— What to work on —
Return the records in full, exactly as given.

— Provided records —
::::

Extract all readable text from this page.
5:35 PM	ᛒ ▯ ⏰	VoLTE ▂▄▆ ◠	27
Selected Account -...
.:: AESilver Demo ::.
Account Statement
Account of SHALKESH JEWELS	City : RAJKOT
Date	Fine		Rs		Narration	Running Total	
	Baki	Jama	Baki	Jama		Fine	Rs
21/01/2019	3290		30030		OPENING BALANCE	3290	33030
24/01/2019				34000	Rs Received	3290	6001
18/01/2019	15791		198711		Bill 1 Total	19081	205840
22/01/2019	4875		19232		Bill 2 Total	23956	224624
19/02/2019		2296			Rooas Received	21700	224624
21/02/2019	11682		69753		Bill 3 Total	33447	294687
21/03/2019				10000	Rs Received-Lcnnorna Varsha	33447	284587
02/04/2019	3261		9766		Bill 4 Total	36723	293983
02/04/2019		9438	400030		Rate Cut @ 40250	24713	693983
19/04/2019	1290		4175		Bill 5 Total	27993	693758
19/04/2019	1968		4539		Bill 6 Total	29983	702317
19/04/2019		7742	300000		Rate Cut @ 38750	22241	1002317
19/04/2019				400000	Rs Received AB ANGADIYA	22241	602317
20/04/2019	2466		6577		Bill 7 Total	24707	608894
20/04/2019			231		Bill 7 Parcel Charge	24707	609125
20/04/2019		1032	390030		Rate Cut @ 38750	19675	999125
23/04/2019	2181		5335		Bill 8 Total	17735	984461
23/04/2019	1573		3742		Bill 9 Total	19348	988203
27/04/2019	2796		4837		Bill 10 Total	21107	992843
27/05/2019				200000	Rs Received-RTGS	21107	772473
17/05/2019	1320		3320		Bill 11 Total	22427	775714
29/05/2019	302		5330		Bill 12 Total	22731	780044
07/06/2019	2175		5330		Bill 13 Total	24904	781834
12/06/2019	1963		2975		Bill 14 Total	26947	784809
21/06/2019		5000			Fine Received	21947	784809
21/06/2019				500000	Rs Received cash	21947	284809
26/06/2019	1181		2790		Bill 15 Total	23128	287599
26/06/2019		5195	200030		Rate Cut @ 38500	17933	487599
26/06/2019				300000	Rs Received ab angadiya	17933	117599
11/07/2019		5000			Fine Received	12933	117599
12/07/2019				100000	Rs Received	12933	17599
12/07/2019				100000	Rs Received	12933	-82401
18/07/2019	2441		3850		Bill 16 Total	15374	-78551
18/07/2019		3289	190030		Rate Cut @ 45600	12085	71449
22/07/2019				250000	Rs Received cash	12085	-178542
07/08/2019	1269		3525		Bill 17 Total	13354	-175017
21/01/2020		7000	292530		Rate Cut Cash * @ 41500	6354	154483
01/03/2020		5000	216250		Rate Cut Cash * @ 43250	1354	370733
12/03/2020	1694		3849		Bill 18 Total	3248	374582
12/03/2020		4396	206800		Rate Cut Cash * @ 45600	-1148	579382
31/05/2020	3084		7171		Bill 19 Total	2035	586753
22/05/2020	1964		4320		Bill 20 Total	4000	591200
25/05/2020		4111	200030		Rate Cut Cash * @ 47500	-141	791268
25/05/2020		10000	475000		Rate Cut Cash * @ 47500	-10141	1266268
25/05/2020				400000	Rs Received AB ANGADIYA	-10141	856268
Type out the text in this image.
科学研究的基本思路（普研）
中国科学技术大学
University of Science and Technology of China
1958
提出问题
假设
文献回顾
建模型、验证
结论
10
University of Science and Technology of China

::::

— In response —
Extract all readable text from this page.
5:35 PM	ᛒ ▯ ⏰	VoLTE ▂▄▆ ◠	27
Selected Account -...
.:: AESilver Demo ::.
Account Statement
Account of SHALKESH JEWELS	City : RAJKOT
Date	Fine		Rs		Narration	Running Total	
	Baki	Jama	Baki	Jama		Fine	Rs
21/01/2019	3290		30030		OPENING BALANCE	3290	33030
24/01/2019				34000	Rs Received	3290	6001
18/01/2019	15791		198711		Bill 1 Total	19081	205840
22/01/2019	4875		19232		Bill 2 Total	23956	224624
19/02/2019		2296			Rooas Received	21700	224624
21/02/2019	11682		69753		Bill 3 Total	33447	294687
21/03/2019				10000	Rs Received-Lcnnorna Varsha	33447	284587
02/04/2019	3261		9766		Bill 4 Total	36723	293983
02/04/2019		9438	400030		Rate Cut @ 40250	24713	693983
19/04/2019	1290		4175		Bill 5 Total	27993	693758
19/04/2019	1968		4539		Bill 6 Total	29983	702317
19/04/2019		7742	300000		Rate Cut @ 38750	22241	1002317
19/04/2019				400000	Rs Received AB ANGADIYA	22241	602317
20/04/2019	2466		6577		Bill 7 Total	24707	608894
20/04/2019			231		Bill 7 Parcel Charge	24707	609125
20/04/2019		1032	390030		Rate Cut @ 38750	19675	999125
23/04/2019	2181		5335		Bill 8 Total	17735	984461
23/04/2019	1573		3742		Bill 9 Total	19348	988203
27/04/2019	2796		4837		Bill 10 Total	21107	992843
27/05/2019				200000	Rs Received-RTGS	21107	772473
17/05/2019	1320		3320		Bill 11 Total	22427	775714
29/05/2019	302		5330		Bill 12 Total	22731	780044
07/06/2019	2175		5330		Bill 13 Total	24904	781834
12/06/2019	1963		2975		Bill 14 Total	26947	784809
21/06/2019		5000			Fine Received	21947	784809
21/06/2019				500000	Rs Received cash	21947	284809
26/06/2019	1181		2790		Bill 15 Total	23128	287599
26/06/2019		5195	200030		Rate Cut @ 38500	17933	487599
26/06/2019				300000	Rs Received ab angadiya	17933	117599
11/07/2019		5000			Fine Received	12933	117599
12/07/2019				100000	Rs Received	12933	17599
12/07/2019				100000	Rs Received	12933	-82401
18/07/2019	2441		3850		Bill 16 Total	15374	-78551
18/07/2019		3289	190030		Rate Cut @ 45600	12085	71449
22/07/2019				250000	Rs Received cash	12085	-178542
07/08/2019	1269		3525		Bill 17 Total	13354	-175017
21/01/2020		7000	292530		Rate Cut Cash * @ 41500	6354	154483
01/03/2020		5000	216250		Rate Cut Cash * @ 43250	1354	370733
12/03/2020	1694		3849		Bill 18 Total	3248	374582
12/03/2020		4396	206800		Rate Cut Cash * @ 45600	-1148	579382
31/05/2020	3084		7171		Bill 19 Total	2035	586753
22/05/2020	1964		4320		Bill 20 Total	4000	591200
25/05/2020		4111	200030		Rate Cut Cash * @ 47500	-141	791268
25/05/2020		10000	475000		Rate Cut Cash * @ 47500	-10141	1266268
25/05/2020				400000	Rs Received AB ANGADIYA	-10141	856268
Type out the text in this image.
科学研究的基本思路（普研）
中国科学技术大学
University of Science and Technology of China
1958
提出问题
假设
文献回顾
建模型、验证
结论
10
University of Science and Technology of China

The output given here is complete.